━━━━━ RECORDS SHOWN

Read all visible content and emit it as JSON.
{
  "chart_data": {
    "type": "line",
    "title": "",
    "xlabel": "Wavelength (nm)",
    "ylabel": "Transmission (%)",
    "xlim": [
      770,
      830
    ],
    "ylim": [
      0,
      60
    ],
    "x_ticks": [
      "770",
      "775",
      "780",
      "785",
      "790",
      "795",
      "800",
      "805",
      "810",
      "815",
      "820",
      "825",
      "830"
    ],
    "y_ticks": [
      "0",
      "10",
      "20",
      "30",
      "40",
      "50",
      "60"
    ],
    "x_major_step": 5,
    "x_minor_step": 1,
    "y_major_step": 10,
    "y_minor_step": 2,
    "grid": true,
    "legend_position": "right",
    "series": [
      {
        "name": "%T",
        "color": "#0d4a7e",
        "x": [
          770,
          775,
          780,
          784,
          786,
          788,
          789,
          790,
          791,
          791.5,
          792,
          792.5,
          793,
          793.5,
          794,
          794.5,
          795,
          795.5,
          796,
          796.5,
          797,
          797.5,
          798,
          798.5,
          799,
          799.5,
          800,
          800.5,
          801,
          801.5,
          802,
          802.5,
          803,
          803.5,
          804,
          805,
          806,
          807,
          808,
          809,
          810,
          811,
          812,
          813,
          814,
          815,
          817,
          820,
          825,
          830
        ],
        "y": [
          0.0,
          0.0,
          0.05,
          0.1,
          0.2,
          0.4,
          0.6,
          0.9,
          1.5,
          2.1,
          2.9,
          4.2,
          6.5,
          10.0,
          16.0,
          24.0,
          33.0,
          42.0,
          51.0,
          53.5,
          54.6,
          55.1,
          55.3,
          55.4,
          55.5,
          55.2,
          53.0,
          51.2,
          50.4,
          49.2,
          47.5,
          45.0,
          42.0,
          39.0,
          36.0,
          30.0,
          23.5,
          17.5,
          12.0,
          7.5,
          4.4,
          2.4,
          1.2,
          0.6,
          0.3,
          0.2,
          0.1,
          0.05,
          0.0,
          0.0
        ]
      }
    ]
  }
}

━━━━━━━━━━

## THE TASK
Return every entry exactly as given.

## ANSWER TO THE EXERCISE
Read all visible content and emit it as JSON.
{
  "chart_data": {
    "type": "line",
    "title": "",
    "xlabel": "Wavelength (nm)",
    "ylabel": "Transmission (%)",
    "xlim": [
      770,
      830
    ],
    "ylim": [
      0,
      60
    ],
    "x_ticks": [
      "770",
      "775",
      "780",
      "785",
      "790",
      "795",
      "800",
      "805",
      "810",
      "815",
      "820",
      "825",
      "830"
    ],
    "y_ticks": [
      "0",
      "10",
      "20",
      "30",
      "40",
      "50",
      "60"
    ],
    "x_major_step": 5,
    "x_minor_step": 1,
    "y_major_step": 10,
    "y_minor_step": 2,
    "grid": true,
    "legend_position": "right",
    "series": [
      {
        "name": "%T",
        "color": "#0d4a7e",
        "x": [
          770,
          775,
          780,
          784,
          786,
          788,
          789,
          790,
          791,
          791.5,
          792,
          792.5,
          793,
          793.5,
          794,
          794.5,
          795,
          795.5,
          796,
          796.5,
          797,
          797.5,
          798,
          798.5,
          799,
          799.5,
          800,
          800.5,
          801,
          801.5,
          802,
          802.5,
          803,
          803.5,
          804,
          805,
          806,
          807,
          808,
          809,
          810,
          811,
          812,
          813,
          814,
          815,
          817,
          820,
          825,
          830
        ],
        "y": [
          0.0,
          0.0,
          0.05,
          0.1,
          0.2,
          0.4,
          0.6,
          0.9,
          1.5,
          2.1,
          2.9,
          4.2,
          6.5,
          10.0,
          16.0,
          24.0,
          33.0,
          42.0,
          51.0,
          53.5,
          54.6,
          55.1,
          55.3,
          55.4,
          55.5,
          55.2,
          53.0,
          51.2,
          50.4,
          49.2,
          47.5,
          45.0,
          42.0,
          39.0,
          36.0,
          30.0,
          23.5,
          17.5,
          12.0,
          7.5,
          4.4,
          2.4,
          1.2,
          0.6,
          0.3,
          0.2,
          0.1,
          0.05,
          0.0,
          0.0
        ]
      }
    ]
  }
}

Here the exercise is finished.